WHAT IS EXPECTED: Reproduce all lines of the listing below in which the word "Kriteria" occurs.
-------- MATERIAL FOR THIS TASK --------
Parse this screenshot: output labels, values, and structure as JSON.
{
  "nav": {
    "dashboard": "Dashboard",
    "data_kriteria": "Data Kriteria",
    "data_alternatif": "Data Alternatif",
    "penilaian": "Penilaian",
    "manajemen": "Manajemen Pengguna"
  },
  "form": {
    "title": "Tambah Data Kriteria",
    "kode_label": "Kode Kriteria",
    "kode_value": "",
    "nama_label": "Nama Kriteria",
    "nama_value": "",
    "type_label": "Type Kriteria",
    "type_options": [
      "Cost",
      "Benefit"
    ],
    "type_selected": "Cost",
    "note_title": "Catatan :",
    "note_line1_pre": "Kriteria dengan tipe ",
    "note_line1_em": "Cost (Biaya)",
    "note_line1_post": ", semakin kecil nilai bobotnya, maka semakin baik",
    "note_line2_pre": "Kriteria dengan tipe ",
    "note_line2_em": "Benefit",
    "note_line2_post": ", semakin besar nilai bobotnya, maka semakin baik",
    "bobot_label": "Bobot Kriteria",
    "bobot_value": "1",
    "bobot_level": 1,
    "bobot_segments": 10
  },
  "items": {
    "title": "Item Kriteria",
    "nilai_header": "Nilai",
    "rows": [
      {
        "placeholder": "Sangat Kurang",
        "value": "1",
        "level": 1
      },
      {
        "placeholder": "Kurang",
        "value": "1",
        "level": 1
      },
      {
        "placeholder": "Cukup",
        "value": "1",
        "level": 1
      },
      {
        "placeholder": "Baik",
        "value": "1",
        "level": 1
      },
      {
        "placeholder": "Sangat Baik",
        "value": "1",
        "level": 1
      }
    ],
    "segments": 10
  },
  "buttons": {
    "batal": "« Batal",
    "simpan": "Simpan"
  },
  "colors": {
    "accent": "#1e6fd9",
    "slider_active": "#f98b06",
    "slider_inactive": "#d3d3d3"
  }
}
--------
REPLY:
    "data_kriteria": "Data Kriteria",
    "title": "Tambah Data Kriteria",
    "kode_label": "Kode Kriteria",
    "nama_label": "Nama Kriteria",
    "type_label": "Type Kriteria",
    "note_line1_pre": "Kriteria dengan tipe ",
    "note_line2_pre": "Kriteria dengan tipe ",
    "bobot_label": "Bobot Kriteria",
    "title": "Item Kriteria",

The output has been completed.